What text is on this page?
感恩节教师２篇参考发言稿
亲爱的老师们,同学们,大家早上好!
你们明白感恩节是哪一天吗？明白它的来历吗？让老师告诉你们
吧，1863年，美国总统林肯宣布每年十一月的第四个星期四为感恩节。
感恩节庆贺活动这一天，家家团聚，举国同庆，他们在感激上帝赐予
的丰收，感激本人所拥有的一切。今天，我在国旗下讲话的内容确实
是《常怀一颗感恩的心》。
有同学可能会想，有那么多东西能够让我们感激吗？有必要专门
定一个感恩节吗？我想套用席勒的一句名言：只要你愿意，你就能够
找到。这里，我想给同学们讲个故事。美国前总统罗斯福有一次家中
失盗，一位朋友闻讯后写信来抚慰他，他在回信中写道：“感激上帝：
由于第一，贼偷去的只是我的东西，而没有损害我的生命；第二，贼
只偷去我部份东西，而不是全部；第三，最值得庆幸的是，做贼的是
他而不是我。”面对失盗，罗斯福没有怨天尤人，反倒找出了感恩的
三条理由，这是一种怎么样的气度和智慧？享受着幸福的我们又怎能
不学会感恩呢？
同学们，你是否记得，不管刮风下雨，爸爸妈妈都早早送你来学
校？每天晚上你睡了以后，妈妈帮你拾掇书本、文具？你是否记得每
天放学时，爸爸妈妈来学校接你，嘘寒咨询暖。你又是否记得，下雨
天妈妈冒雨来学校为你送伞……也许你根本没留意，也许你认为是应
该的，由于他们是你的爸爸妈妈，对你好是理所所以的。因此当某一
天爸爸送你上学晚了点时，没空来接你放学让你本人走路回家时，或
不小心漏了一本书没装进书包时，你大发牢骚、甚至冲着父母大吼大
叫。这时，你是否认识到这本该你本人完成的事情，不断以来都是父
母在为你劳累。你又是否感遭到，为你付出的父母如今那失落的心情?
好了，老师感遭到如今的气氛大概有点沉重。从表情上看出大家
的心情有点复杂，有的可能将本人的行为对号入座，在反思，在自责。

════════════════════

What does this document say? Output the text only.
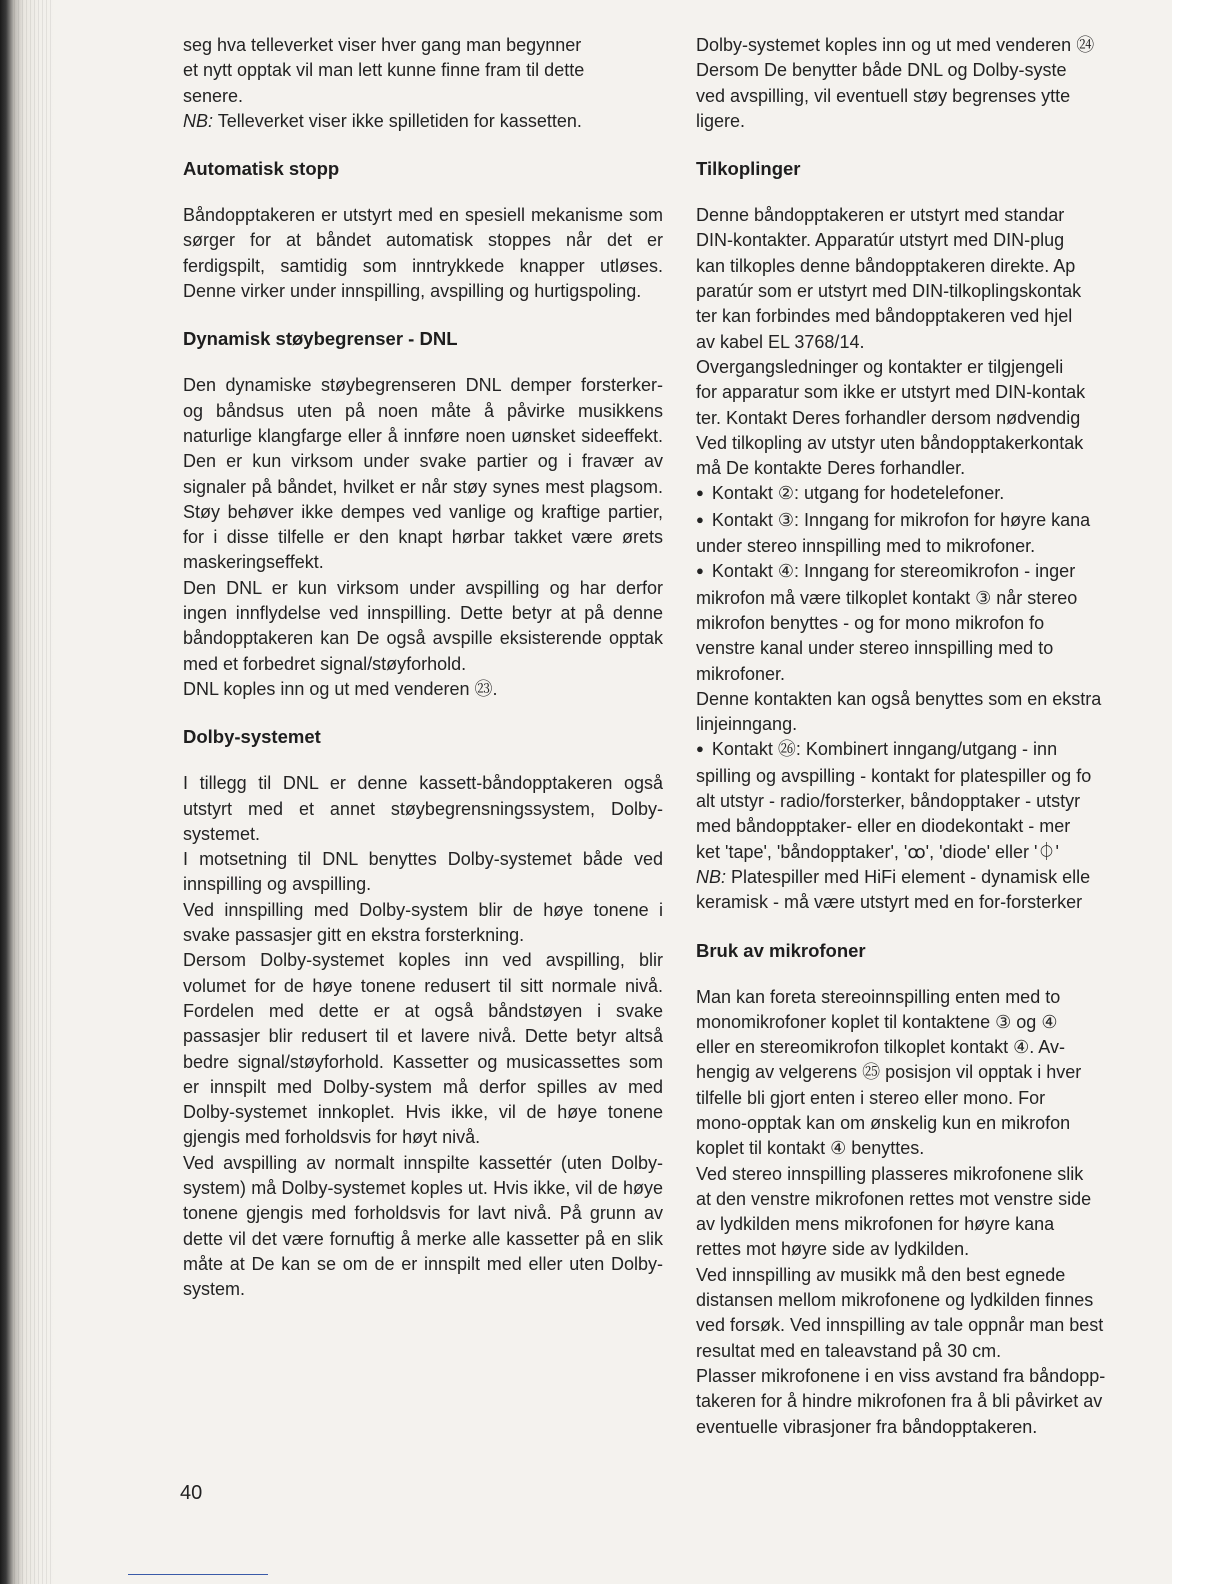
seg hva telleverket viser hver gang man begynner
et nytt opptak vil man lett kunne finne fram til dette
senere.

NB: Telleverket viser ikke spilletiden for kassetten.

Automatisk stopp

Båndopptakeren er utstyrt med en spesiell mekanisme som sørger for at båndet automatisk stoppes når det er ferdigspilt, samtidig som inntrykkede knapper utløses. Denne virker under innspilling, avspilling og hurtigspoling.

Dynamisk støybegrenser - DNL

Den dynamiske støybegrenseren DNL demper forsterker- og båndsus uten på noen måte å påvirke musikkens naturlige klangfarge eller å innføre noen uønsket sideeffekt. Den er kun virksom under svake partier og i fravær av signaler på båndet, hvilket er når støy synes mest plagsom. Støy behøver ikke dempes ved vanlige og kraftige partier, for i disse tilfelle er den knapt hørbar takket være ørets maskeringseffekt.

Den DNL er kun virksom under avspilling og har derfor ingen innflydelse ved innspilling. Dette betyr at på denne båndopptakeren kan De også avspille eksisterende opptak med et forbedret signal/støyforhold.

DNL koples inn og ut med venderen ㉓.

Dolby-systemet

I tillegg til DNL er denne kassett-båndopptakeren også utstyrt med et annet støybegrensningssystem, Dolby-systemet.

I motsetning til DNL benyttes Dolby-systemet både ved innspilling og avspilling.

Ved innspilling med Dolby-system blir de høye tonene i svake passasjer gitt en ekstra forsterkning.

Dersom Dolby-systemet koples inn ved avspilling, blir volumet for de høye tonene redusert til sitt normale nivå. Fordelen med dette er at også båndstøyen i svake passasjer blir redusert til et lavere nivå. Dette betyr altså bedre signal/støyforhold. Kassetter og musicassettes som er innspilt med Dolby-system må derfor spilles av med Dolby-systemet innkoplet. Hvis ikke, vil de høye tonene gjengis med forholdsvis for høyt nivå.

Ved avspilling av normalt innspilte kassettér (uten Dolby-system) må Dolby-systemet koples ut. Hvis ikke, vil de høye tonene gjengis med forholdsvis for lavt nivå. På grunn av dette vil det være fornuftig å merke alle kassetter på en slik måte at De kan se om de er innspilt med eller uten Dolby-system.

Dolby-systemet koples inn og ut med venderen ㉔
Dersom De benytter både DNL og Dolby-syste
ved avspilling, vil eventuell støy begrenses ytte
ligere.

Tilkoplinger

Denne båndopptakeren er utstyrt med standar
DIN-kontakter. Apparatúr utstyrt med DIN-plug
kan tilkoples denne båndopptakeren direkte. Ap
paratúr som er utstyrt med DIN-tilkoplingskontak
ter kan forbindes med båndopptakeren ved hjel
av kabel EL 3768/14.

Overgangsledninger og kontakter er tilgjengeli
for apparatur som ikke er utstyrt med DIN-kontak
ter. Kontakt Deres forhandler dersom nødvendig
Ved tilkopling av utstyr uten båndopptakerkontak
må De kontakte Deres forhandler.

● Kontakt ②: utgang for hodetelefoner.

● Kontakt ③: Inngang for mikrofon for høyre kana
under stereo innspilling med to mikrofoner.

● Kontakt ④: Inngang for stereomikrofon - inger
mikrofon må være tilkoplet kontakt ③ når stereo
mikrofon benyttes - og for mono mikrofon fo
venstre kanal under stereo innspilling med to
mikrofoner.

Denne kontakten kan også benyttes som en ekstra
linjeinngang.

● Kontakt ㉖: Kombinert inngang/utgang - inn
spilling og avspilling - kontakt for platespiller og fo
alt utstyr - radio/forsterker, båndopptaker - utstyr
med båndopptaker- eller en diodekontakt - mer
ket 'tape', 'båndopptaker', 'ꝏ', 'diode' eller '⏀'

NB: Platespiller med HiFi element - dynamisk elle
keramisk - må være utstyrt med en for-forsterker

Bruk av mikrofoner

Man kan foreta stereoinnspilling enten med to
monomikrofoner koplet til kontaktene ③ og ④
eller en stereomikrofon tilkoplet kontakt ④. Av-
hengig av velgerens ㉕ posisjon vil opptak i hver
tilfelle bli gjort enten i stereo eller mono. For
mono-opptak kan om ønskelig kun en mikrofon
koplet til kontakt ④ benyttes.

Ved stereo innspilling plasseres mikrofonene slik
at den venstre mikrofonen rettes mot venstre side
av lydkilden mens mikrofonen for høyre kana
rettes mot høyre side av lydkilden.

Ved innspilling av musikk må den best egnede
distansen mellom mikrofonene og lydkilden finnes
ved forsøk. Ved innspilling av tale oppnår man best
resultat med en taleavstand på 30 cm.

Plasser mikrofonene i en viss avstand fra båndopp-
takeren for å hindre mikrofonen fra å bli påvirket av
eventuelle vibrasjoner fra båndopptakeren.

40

════════════════════

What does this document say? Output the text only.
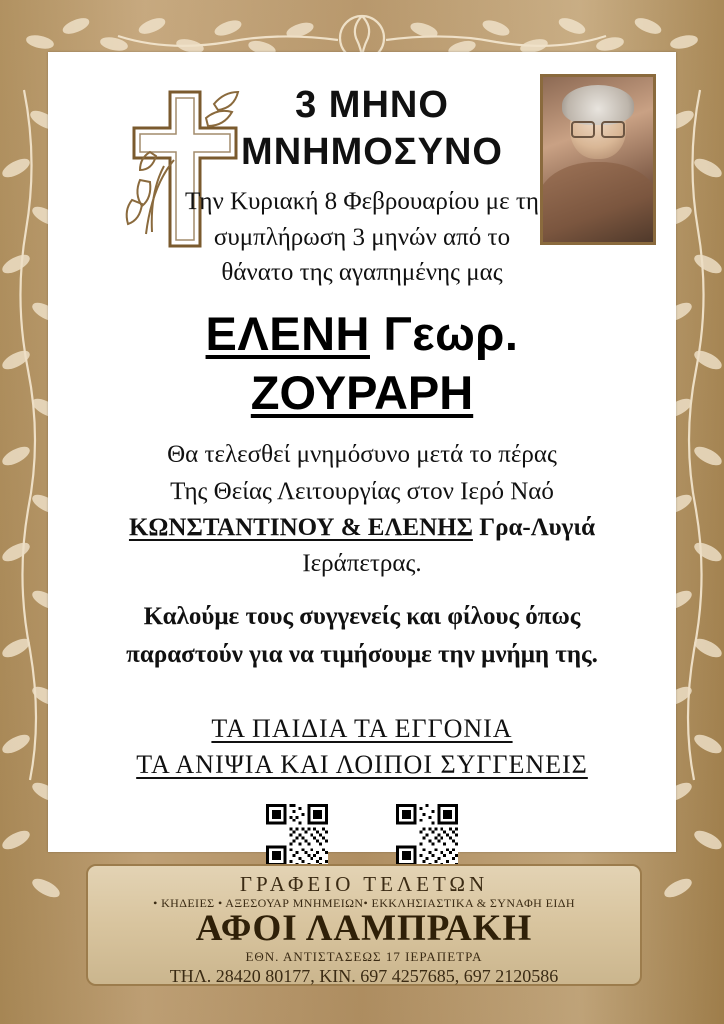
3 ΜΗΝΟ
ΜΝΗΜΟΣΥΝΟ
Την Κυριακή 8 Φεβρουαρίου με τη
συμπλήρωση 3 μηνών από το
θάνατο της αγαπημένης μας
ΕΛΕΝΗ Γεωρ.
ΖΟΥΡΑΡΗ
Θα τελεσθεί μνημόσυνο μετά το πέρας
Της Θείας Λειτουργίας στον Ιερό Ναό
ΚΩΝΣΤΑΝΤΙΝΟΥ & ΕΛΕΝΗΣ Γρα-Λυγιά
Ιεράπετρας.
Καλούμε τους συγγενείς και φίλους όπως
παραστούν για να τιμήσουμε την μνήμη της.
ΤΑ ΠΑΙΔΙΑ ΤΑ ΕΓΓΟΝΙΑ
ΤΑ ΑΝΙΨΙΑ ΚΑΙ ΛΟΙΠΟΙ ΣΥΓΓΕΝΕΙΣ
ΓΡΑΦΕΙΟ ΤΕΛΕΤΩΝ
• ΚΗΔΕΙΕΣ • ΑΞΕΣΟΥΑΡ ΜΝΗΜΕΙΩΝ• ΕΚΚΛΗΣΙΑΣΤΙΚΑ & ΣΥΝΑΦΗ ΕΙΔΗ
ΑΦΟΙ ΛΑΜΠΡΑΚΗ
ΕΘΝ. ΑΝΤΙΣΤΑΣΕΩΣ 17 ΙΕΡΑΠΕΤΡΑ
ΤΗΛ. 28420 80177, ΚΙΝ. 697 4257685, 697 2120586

════════════════════

--- Aim of the task ---
Scan the records for the string "virksom". Copy each line in which it appears.

--- Task output ---
Den dynamiske støybegrenseren DNL demper forsterker- og båndsus uten på noen måte å påvirke musikkens naturlige klangfarge eller å innføre noen uønsket sideeffekt. Den er kun virksom under svake partier og i fravær av signaler på båndet, hvilket er når støy synes mest plagsom. Støy behøver ikke dempes ved vanlige og kraftige partier, for i disse tilfelle er den knapt hørbar takket være ørets maskeringseffekt.
Den DNL er kun virksom under avspilling og har derfor ingen innflydelse ved innspilling. Dette betyr at på denne båndopptakeren kan De også avspille eksisterende opptak med et forbedret signal/støyforhold.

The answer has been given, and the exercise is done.